Given instruction ->
Transcribe all the records with complete accuracy.

Record excerpts ->
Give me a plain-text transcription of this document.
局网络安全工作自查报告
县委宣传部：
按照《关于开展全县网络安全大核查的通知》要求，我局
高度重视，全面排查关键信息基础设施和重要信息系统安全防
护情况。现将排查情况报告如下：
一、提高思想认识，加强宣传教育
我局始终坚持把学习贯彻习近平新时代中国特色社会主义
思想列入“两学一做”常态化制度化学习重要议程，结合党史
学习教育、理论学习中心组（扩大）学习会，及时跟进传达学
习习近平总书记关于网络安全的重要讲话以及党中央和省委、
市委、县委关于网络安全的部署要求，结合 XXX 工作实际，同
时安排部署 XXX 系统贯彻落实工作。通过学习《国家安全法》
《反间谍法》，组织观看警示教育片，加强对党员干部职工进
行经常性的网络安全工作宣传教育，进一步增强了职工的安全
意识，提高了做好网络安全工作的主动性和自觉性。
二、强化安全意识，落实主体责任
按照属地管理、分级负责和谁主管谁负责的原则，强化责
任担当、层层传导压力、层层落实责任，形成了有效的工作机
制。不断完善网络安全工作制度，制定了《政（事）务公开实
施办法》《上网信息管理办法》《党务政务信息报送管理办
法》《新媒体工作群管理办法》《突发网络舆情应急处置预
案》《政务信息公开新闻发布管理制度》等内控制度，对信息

Task solution ->
Give me a plain-text transcription of this document.
局网络安全工作自查报告
县委宣传部：
按照《关于开展全县网络安全大核查的通知》要求，我局
高度重视，全面排查关键信息基础设施和重要信息系统安全防
护情况。现将排查情况报告如下：
一、提高思想认识，加强宣传教育
我局始终坚持把学习贯彻习近平新时代中国特色社会主义
思想列入“两学一做”常态化制度化学习重要议程，结合党史
学习教育、理论学习中心组（扩大）学习会，及时跟进传达学
习习近平总书记关于网络安全的重要讲话以及党中央和省委、
市委、县委关于网络安全的部署要求，结合 XXX 工作实际，同
时安排部署 XXX 系统贯彻落实工作。通过学习《国家安全法》
《反间谍法》，组织观看警示教育片，加强对党员干部职工进
行经常性的网络安全工作宣传教育，进一步增强了职工的安全
意识，提高了做好网络安全工作的主动性和自觉性。
二、强化安全意识，落实主体责任
按照属地管理、分级负责和谁主管谁负责的原则，强化责
任担当、层层传导压力、层层落实责任，形成了有效的工作机
制。不断完善网络安全工作制度，制定了《政（事）务公开实
施办法》《上网信息管理办法》《党务政务信息报送管理办
法》《新媒体工作群管理办法》《突发网络舆情应急处置预
案》《政务信息公开新闻发布管理制度》等内控制度，对信息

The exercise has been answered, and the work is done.